▶ **To be done**: How many lines in the listing below include the word "more"? Answer with the number and nothing else.

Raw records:
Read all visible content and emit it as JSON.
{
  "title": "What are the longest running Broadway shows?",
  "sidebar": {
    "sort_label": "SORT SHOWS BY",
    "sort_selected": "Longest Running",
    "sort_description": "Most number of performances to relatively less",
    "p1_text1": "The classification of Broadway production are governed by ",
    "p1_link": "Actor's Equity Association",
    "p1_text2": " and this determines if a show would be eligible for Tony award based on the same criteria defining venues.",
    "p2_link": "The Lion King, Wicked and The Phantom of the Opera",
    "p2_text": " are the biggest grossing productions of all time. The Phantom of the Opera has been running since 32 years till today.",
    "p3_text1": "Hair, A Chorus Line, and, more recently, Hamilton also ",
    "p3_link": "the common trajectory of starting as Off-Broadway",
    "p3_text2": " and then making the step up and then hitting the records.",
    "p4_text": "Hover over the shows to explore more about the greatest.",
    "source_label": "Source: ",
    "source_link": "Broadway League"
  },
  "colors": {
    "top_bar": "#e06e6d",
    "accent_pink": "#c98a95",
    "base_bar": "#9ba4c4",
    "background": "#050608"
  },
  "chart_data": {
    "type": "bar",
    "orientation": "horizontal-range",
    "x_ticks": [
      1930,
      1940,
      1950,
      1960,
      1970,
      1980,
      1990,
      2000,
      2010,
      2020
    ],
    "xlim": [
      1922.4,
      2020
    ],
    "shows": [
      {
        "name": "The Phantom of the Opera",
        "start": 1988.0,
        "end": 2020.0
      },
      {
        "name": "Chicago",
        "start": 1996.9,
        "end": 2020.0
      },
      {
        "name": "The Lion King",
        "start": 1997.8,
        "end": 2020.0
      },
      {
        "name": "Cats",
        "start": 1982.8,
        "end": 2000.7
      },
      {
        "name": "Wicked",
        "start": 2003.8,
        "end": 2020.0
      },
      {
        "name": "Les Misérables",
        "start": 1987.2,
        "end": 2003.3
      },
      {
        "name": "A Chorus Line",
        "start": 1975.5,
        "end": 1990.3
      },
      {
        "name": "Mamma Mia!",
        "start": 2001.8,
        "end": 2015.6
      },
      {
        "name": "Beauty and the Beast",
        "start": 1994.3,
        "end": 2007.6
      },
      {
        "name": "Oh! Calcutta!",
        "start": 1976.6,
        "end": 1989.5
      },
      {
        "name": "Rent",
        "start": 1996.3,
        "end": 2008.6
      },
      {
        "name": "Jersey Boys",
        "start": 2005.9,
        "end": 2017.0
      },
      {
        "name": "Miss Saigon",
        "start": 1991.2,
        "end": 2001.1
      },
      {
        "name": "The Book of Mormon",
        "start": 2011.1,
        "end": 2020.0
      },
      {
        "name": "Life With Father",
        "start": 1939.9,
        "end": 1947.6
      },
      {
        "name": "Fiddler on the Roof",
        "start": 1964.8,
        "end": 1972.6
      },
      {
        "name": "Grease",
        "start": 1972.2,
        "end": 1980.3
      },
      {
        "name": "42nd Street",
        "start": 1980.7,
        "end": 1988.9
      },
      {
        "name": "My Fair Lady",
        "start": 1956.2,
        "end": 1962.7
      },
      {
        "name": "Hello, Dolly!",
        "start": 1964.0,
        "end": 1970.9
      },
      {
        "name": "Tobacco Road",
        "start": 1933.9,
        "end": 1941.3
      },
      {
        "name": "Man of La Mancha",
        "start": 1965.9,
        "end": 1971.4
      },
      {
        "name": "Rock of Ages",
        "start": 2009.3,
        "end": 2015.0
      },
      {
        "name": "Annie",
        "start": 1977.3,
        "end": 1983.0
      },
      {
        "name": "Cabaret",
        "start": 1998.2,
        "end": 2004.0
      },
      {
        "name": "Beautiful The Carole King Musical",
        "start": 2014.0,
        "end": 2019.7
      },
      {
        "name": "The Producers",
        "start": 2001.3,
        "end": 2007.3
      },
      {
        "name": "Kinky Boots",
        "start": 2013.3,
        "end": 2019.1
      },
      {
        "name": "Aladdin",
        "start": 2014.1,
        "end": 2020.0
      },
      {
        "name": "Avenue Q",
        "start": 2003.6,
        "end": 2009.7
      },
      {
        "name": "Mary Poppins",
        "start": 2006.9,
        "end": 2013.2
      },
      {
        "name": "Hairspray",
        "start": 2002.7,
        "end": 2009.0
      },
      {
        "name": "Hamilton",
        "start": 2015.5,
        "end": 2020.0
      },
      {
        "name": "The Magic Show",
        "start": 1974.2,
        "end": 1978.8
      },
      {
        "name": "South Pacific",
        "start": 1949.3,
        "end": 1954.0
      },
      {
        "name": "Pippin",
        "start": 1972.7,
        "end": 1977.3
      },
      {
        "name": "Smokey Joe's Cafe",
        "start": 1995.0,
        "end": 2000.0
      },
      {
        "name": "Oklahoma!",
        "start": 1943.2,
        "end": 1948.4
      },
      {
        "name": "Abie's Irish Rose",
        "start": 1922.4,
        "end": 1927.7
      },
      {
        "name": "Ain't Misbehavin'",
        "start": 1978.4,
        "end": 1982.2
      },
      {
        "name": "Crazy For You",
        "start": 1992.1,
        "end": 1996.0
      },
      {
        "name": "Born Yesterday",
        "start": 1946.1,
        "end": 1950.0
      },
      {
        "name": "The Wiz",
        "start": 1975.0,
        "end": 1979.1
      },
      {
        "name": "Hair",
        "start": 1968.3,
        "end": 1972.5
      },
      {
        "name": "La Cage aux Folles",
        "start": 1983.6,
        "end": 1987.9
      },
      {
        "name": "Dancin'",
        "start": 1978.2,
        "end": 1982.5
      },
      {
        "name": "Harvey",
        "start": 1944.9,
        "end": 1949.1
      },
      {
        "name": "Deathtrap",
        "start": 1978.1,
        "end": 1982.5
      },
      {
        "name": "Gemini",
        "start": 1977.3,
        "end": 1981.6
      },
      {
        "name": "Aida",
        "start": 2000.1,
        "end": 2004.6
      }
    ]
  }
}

▶ **Task solution**: 2